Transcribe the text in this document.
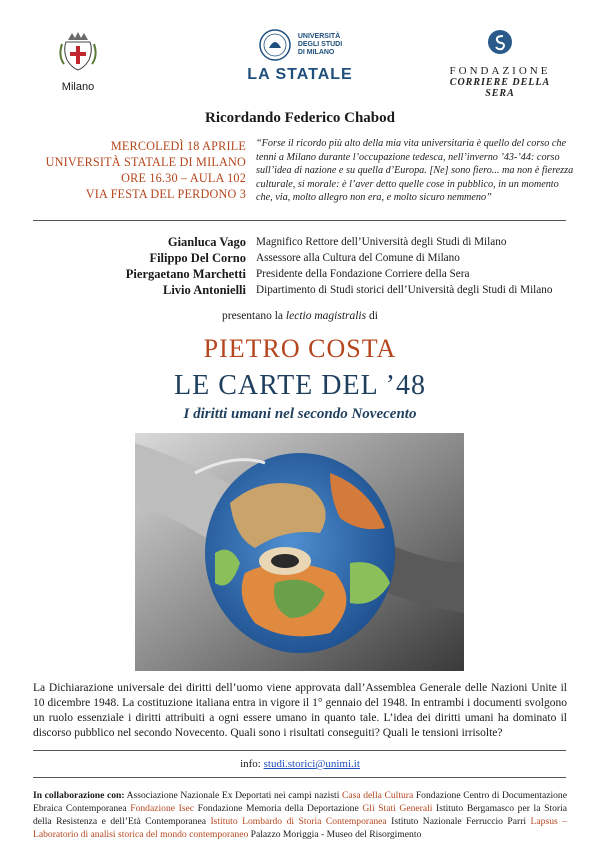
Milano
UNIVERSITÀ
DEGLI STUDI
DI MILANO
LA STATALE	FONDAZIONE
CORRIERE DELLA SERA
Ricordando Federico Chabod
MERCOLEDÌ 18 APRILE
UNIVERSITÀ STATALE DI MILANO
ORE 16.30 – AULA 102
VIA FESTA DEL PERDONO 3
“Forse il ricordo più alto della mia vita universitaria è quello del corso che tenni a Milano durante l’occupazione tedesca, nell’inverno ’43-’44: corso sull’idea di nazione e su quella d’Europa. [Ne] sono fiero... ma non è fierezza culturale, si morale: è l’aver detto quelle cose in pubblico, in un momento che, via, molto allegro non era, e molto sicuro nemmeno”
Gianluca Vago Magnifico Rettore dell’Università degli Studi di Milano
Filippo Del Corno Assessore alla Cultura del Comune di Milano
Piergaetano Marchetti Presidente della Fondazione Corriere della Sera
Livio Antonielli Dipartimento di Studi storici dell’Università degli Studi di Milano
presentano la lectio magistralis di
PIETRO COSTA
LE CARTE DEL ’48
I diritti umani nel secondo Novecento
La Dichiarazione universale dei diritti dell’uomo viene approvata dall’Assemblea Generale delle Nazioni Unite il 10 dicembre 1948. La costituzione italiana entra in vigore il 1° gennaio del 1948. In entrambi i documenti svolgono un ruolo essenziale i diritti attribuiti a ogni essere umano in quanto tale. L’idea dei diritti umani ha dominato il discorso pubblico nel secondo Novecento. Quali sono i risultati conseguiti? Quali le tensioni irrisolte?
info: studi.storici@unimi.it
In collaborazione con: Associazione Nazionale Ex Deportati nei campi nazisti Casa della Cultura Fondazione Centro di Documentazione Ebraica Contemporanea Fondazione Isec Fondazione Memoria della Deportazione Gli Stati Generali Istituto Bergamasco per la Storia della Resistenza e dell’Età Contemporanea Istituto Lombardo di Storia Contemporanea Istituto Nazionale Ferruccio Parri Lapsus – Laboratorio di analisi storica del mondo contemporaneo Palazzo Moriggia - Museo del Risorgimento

-.-.-

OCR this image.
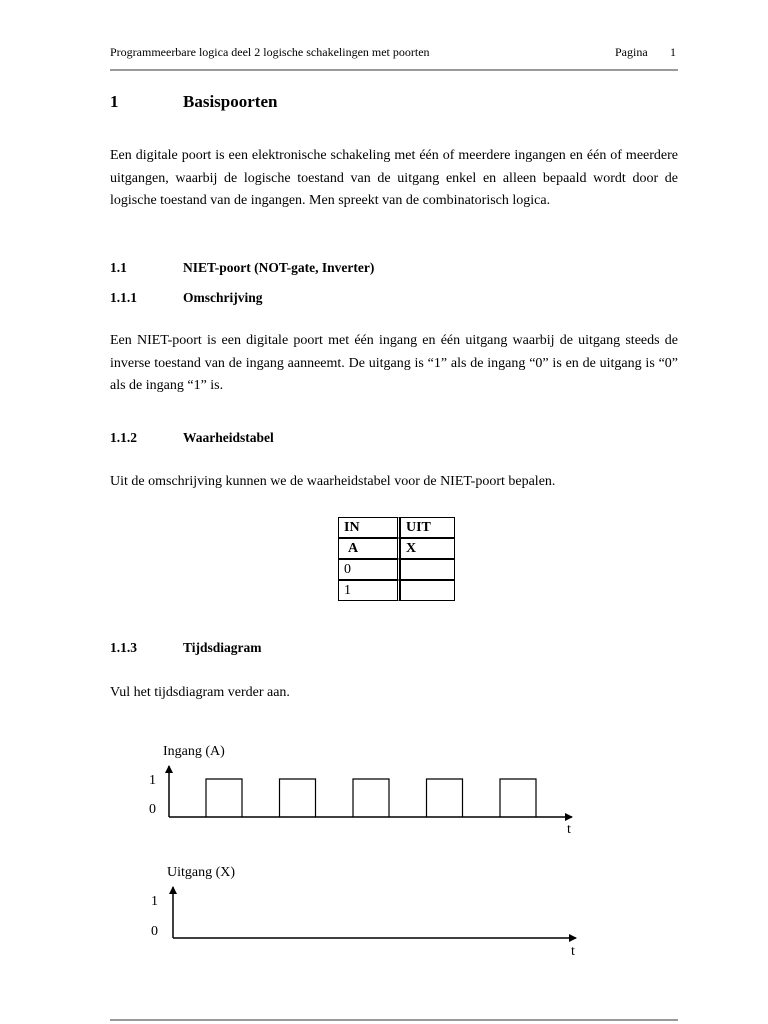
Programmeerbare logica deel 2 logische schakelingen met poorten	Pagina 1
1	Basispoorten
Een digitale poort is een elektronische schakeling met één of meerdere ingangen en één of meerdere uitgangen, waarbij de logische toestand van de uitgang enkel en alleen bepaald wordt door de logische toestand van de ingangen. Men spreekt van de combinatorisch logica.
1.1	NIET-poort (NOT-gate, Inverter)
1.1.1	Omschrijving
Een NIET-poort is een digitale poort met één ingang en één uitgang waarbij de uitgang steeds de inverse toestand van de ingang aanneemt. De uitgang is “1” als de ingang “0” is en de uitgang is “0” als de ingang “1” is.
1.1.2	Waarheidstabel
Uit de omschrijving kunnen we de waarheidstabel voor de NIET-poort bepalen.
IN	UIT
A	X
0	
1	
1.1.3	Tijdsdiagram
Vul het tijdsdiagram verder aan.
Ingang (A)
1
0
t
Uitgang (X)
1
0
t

-.-.-

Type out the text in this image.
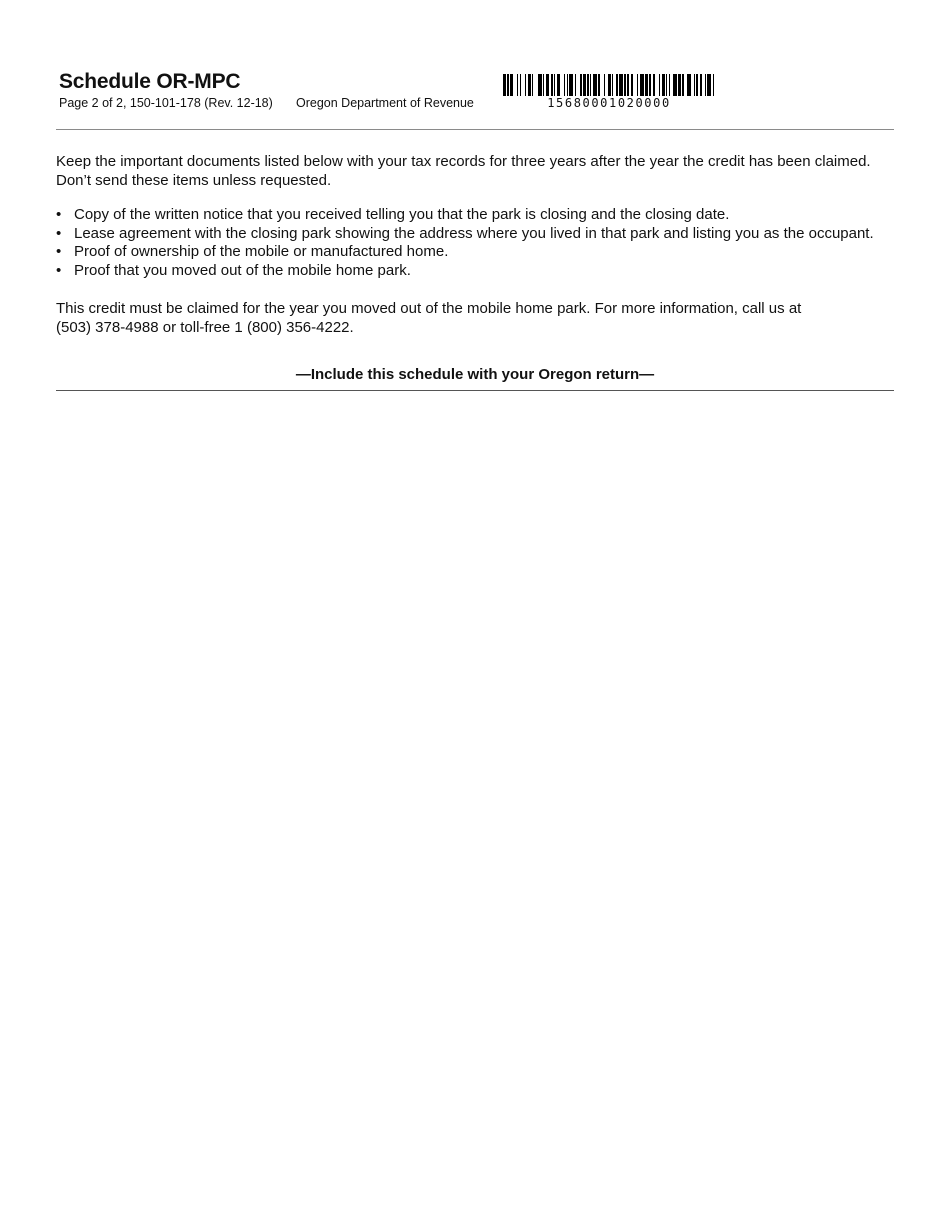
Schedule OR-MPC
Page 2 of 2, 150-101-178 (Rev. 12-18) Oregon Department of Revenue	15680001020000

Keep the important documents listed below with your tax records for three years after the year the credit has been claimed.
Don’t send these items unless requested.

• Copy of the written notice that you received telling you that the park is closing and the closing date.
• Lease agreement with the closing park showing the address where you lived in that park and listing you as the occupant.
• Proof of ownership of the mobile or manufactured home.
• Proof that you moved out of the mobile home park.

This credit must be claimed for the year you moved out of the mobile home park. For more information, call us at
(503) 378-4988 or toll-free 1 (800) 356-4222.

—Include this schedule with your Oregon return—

-.-.-

Do this:
Pull every line containing "logische" from the material above.

Completed task:
Programmeerbare logica deel 2 logische schakelingen met poorten	Pagina 1
Een digitale poort is een elektronische schakeling met één of meerdere ingangen en één of meerdere uitgangen, waarbij de logische toestand van de uitgang enkel en alleen bepaald wordt door de logische toestand van de ingangen. Men spreekt van de combinatorisch logica.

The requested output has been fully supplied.